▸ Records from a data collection

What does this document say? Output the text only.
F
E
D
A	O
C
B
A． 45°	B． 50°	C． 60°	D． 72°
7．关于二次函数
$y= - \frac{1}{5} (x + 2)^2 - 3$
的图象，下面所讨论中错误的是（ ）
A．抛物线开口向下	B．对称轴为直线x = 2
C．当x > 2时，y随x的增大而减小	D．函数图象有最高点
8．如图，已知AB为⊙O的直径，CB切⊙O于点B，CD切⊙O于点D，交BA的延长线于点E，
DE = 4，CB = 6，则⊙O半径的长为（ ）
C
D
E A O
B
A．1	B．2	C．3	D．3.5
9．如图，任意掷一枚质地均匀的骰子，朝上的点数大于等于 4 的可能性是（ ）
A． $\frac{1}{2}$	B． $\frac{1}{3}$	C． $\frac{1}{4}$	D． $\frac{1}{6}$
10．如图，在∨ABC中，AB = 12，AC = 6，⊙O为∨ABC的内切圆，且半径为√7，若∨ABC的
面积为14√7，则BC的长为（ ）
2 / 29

▸ Written request
Type out the full listing again, exactly as given.

▸ Complete output
What does this document say? Output the text only.
F
E
D
A	O
C
B
A． 45°	B． 50°	C． 60°	D． 72°
7．关于二次函数
$y= - \frac{1}{5} (x + 2)^2 - 3$
的图象，下面所讨论中错误的是（ ）
A．抛物线开口向下	B．对称轴为直线x = 2
C．当x > 2时，y随x的增大而减小	D．函数图象有最高点
8．如图，已知AB为⊙O的直径，CB切⊙O于点B，CD切⊙O于点D，交BA的延长线于点E，
DE = 4，CB = 6，则⊙O半径的长为（ ）
C
D
E A O
B
A．1	B．2	C．3	D．3.5
9．如图，任意掷一枚质地均匀的骰子，朝上的点数大于等于 4 的可能性是（ ）
A． $\frac{1}{2}$	B． $\frac{1}{3}$	C． $\frac{1}{4}$	D． $\frac{1}{6}$
10．如图，在∨ABC中，AB = 12，AC = 6，⊙O为∨ABC的内切圆，且半径为√7，若∨ABC的
面积为14√7，则BC的长为（ ）
2 / 29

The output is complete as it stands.